● **STATED TASK**: For the data below, work out how many lines include the string "ylabel" and report only the number.

● **EXERCISE DATA**:
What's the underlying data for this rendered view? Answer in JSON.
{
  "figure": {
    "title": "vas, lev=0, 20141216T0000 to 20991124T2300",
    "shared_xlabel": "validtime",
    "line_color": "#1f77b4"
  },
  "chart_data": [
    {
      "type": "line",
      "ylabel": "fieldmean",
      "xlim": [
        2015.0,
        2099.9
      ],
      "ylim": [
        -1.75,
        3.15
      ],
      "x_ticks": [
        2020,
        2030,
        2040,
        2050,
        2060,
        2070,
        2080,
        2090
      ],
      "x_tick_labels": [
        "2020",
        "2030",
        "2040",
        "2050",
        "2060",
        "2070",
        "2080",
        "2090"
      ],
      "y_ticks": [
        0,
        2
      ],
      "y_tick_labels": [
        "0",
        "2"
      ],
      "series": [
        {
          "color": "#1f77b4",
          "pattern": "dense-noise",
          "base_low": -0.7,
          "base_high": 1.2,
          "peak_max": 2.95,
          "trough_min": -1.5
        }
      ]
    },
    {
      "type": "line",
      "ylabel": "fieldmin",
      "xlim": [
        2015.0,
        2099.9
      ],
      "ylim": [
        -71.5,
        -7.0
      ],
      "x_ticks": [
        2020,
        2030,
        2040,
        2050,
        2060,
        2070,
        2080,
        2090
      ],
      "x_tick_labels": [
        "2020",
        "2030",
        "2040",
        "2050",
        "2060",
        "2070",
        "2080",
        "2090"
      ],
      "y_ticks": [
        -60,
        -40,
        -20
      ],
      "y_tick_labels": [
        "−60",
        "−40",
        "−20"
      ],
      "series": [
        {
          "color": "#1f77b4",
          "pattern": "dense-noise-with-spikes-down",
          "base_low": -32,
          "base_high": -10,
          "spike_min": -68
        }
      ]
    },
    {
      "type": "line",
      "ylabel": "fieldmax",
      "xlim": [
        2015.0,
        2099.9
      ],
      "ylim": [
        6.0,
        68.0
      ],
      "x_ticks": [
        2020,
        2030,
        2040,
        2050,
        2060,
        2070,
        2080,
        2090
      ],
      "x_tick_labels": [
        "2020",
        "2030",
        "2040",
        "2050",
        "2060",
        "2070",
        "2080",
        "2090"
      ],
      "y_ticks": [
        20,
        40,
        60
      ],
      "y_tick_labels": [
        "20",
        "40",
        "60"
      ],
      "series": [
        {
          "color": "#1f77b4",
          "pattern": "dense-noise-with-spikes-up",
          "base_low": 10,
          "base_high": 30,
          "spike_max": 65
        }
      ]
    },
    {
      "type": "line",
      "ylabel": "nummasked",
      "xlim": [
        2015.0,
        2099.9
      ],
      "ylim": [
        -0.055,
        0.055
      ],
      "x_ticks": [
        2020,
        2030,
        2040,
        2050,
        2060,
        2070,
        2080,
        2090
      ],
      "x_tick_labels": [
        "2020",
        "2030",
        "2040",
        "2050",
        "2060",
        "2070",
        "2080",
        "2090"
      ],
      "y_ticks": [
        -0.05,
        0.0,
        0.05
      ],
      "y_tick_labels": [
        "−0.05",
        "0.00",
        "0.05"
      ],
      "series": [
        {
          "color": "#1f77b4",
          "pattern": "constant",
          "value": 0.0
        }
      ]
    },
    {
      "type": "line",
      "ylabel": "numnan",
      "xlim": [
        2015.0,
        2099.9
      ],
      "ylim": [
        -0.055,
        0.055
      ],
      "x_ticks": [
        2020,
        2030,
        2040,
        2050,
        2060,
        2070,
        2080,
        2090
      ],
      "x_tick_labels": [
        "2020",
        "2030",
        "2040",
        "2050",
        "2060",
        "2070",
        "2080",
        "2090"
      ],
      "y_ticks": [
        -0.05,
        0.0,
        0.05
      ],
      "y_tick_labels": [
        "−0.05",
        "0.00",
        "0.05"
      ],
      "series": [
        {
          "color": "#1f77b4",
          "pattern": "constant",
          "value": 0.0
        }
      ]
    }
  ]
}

● **ANSWER FOR THE TASK**: 5